> [Prompt]
Produce an exact copy of all the records.

> [Data excerpts]
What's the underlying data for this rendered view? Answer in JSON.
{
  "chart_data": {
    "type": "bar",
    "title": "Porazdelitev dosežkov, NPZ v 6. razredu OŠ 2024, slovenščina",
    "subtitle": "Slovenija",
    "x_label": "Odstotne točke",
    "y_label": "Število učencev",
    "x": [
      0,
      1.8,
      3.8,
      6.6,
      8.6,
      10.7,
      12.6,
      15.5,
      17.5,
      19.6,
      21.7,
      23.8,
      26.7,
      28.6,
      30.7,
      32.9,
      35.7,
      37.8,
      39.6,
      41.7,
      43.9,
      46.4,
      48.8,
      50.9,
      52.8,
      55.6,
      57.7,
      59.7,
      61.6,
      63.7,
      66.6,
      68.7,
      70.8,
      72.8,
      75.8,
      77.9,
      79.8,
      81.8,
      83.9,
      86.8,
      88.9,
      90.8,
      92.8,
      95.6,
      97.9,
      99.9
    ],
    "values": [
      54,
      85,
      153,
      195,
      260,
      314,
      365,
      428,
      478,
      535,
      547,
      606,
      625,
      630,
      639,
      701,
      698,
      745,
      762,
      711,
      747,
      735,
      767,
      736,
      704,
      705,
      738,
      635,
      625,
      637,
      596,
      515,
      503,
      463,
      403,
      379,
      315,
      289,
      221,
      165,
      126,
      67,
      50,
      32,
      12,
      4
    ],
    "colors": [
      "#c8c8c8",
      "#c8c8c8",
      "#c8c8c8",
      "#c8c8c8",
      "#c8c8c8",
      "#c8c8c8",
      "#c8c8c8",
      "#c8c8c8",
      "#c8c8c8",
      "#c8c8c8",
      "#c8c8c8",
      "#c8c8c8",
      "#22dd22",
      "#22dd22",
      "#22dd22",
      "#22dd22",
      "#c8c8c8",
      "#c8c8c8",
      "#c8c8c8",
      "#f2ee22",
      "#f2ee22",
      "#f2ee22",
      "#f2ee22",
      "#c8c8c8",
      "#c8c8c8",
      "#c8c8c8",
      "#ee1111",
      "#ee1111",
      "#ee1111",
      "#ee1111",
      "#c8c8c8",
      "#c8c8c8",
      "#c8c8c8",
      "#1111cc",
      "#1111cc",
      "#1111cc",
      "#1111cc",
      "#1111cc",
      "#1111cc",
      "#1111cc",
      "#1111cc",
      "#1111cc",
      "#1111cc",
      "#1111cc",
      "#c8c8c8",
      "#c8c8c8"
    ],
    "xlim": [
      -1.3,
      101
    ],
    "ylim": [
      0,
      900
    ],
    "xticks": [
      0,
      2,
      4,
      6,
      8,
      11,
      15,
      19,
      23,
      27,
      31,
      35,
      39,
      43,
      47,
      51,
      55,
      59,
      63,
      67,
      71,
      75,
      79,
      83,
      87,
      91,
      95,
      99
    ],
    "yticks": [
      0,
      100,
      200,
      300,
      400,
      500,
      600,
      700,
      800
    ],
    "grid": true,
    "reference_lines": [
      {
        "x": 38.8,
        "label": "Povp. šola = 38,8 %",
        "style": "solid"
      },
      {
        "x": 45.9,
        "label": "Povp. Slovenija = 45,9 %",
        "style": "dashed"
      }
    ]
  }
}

> [Result of this task]
What's the underlying data for this rendered view? Answer in JSON.
{
  "chart_data": {
    "type": "bar",
    "title": "Porazdelitev dosežkov, NPZ v 6. razredu OŠ 2024, slovenščina",
    "subtitle": "Slovenija",
    "x_label": "Odstotne točke",
    "y_label": "Število učencev",
    "x": [
      0,
      1.8,
      3.8,
      6.6,
      8.6,
      10.7,
      12.6,
      15.5,
      17.5,
      19.6,
      21.7,
      23.8,
      26.7,
      28.6,
      30.7,
      32.9,
      35.7,
      37.8,
      39.6,
      41.7,
      43.9,
      46.4,
      48.8,
      50.9,
      52.8,
      55.6,
      57.7,
      59.7,
      61.6,
      63.7,
      66.6,
      68.7,
      70.8,
      72.8,
      75.8,
      77.9,
      79.8,
      81.8,
      83.9,
      86.8,
      88.9,
      90.8,
      92.8,
      95.6,
      97.9,
      99.9
    ],
    "values": [
      54,
      85,
      153,
      195,
      260,
      314,
      365,
      428,
      478,
      535,
      547,
      606,
      625,
      630,
      639,
      701,
      698,
      745,
      762,
      711,
      747,
      735,
      767,
      736,
      704,
      705,
      738,
      635,
      625,
      637,
      596,
      515,
      503,
      463,
      403,
      379,
      315,
      289,
      221,
      165,
      126,
      67,
      50,
      32,
      12,
      4
    ],
    "colors": [
      "#c8c8c8",
      "#c8c8c8",
      "#c8c8c8",
      "#c8c8c8",
      "#c8c8c8",
      "#c8c8c8",
      "#c8c8c8",
      "#c8c8c8",
      "#c8c8c8",
      "#c8c8c8",
      "#c8c8c8",
      "#c8c8c8",
      "#22dd22",
      "#22dd22",
      "#22dd22",
      "#22dd22",
      "#c8c8c8",
      "#c8c8c8",
      "#c8c8c8",
      "#f2ee22",
      "#f2ee22",
      "#f2ee22",
      "#f2ee22",
      "#c8c8c8",
      "#c8c8c8",
      "#c8c8c8",
      "#ee1111",
      "#ee1111",
      "#ee1111",
      "#ee1111",
      "#c8c8c8",
      "#c8c8c8",
      "#c8c8c8",
      "#1111cc",
      "#1111cc",
      "#1111cc",
      "#1111cc",
      "#1111cc",
      "#1111cc",
      "#1111cc",
      "#1111cc",
      "#1111cc",
      "#1111cc",
      "#1111cc",
      "#c8c8c8",
      "#c8c8c8"
    ],
    "xlim": [
      -1.3,
      101
    ],
    "ylim": [
      0,
      900
    ],
    "xticks": [
      0,
      2,
      4,
      6,
      8,
      11,
      15,
      19,
      23,
      27,
      31,
      35,
      39,
      43,
      47,
      51,
      55,
      59,
      63,
      67,
      71,
      75,
      79,
      83,
      87,
      91,
      95,
      99
    ],
    "yticks": [
      0,
      100,
      200,
      300,
      400,
      500,
      600,
      700,
      800
    ],
    "grid": true,
    "reference_lines": [
      {
        "x": 38.8,
        "label": "Povp. šola = 38,8 %",
        "style": "solid"
      },
      {
        "x": 45.9,
        "label": "Povp. Slovenija = 45,9 %",
        "style": "dashed"
      }
    ]
  }
}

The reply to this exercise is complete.